# WHAT TO PRODUCE
The data below is to be returned in full and exactly.

# Excerpt from a dataset
________________________
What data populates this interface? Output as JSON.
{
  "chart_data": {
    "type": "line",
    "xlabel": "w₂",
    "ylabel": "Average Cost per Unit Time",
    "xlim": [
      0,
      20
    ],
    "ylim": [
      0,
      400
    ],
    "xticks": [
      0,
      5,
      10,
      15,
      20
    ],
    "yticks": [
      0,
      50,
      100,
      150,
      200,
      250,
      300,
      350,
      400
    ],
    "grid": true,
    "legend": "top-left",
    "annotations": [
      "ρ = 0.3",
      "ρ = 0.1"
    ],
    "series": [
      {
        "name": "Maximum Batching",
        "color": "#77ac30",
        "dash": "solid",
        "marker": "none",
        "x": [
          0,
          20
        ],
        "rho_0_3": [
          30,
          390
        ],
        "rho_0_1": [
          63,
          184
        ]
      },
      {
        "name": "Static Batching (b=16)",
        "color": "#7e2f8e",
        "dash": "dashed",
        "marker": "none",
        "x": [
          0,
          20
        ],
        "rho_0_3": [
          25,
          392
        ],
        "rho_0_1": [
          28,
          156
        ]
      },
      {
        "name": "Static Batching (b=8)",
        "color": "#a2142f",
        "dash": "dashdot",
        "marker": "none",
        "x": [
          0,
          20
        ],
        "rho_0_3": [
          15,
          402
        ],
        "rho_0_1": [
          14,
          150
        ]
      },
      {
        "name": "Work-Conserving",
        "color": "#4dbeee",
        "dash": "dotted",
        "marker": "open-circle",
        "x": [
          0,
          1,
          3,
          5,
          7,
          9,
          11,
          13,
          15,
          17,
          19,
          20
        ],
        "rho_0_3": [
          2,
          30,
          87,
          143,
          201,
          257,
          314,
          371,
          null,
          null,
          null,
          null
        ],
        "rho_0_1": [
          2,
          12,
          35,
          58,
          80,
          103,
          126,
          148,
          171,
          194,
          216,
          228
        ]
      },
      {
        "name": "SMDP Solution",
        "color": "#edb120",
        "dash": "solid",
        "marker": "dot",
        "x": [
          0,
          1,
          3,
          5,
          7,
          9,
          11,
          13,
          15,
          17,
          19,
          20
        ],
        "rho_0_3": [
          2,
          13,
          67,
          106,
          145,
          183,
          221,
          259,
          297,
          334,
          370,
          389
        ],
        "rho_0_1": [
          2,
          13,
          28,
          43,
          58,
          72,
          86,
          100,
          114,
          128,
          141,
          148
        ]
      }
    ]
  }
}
________________________
# THE RESULT
What data populates this interface? Output as JSON.
{
  "chart_data": {
    "type": "line",
    "xlabel": "w₂",
    "ylabel": "Average Cost per Unit Time",
    "xlim": [
      0,
      20
    ],
    "ylim": [
      0,
      400
    ],
    "xticks": [
      0,
      5,
      10,
      15,
      20
    ],
    "yticks": [
      0,
      50,
      100,
      150,
      200,
      250,
      300,
      350,
      400
    ],
    "grid": true,
    "legend": "top-left",
    "annotations": [
      "ρ = 0.3",
      "ρ = 0.1"
    ],
    "series": [
      {
        "name": "Maximum Batching",
        "color": "#77ac30",
        "dash": "solid",
        "marker": "none",
        "x": [
          0,
          20
        ],
        "rho_0_3": [
          30,
          390
        ],
        "rho_0_1": [
          63,
          184
        ]
      },
      {
        "name": "Static Batching (b=16)",
        "color": "#7e2f8e",
        "dash": "dashed",
        "marker": "none",
        "x": [
          0,
          20
        ],
        "rho_0_3": [
          25,
          392
        ],
        "rho_0_1": [
          28,
          156
        ]
      },
      {
        "name": "Static Batching (b=8)",
        "color": "#a2142f",
        "dash": "dashdot",
        "marker": "none",
        "x": [
          0,
          20
        ],
        "rho_0_3": [
          15,
          402
        ],
        "rho_0_1": [
          14,
          150
        ]
      },
      {
        "name": "Work-Conserving",
        "color": "#4dbeee",
        "dash": "dotted",
        "marker": "open-circle",
        "x": [
          0,
          1,
          3,
          5,
          7,
          9,
          11,
          13,
          15,
          17,
          19,
          20
        ],
        "rho_0_3": [
          2,
          30,
          87,
          143,
          201,
          257,
          314,
          371,
          null,
          null,
          null,
          null
        ],
        "rho_0_1": [
          2,
          12,
          35,
          58,
          80,
          103,
          126,
          148,
          171,
          194,
          216,
          228
        ]
      },
      {
        "name": "SMDP Solution",
        "color": "#edb120",
        "dash": "solid",
        "marker": "dot",
        "x": [
          0,
          1,
          3,
          5,
          7,
          9,
          11,
          13,
          15,
          17,
          19,
          20
        ],
        "rho_0_3": [
          2,
          13,
          67,
          106,
          145,
          183,
          221,
          259,
          297,
          334,
          370,
          389
        ],
        "rho_0_1": [
          2,
          13,
          28,
          43,
          58,
          72,
          86,
          100,
          114,
          128,
          141,
          148
        ]
      }
    ]
  }
}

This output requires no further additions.